» Given exercise
Whenever a line contains the string "page", copy it out of the entries.

━━━━━ Data shown

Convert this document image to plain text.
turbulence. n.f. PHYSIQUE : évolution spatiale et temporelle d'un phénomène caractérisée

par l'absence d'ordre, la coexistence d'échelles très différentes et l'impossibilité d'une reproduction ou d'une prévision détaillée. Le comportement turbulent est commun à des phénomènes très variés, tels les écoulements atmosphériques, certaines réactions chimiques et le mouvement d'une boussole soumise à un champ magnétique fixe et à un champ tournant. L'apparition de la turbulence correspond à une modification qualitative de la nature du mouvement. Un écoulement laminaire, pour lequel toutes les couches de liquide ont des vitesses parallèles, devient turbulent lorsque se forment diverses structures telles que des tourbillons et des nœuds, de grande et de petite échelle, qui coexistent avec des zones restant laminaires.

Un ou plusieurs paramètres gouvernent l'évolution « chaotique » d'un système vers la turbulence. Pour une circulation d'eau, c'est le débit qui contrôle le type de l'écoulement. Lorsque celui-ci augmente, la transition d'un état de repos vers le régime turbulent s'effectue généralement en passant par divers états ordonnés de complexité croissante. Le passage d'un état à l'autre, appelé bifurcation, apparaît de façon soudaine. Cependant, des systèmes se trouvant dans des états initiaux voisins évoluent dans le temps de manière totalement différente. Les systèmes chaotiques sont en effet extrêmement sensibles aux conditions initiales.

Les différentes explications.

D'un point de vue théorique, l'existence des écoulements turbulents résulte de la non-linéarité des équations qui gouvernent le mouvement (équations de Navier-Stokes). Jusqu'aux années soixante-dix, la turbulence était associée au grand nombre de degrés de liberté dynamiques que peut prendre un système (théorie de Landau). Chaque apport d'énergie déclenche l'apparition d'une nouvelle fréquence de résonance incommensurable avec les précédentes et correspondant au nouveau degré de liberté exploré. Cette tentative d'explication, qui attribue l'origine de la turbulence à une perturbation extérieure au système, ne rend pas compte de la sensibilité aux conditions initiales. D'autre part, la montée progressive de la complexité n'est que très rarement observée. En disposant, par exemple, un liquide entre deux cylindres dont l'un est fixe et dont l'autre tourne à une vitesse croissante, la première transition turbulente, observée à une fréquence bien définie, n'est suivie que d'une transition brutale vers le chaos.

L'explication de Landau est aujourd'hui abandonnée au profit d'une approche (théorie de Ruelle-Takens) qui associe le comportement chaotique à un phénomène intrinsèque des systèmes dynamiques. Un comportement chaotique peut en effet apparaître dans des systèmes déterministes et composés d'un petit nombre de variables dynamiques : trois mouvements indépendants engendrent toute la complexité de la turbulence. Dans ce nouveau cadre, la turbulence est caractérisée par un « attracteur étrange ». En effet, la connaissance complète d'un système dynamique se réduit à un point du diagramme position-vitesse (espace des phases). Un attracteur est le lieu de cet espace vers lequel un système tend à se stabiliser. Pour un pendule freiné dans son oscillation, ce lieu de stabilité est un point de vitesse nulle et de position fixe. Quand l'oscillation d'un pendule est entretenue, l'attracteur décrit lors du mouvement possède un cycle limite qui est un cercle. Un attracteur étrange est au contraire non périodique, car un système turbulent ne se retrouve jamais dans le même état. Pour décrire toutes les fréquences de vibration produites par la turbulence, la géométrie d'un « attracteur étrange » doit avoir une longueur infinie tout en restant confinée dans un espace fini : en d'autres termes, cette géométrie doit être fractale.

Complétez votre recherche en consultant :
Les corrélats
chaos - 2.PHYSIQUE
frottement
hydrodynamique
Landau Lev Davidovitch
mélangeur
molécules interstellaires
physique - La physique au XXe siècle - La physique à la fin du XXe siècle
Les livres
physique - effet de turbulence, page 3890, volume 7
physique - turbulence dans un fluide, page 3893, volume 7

━━━━━━━━━━

» Exercise solution
physique - effet de turbulence, page 3890, volume 7
physique - turbulence dans un fluide, page 3893, volume 7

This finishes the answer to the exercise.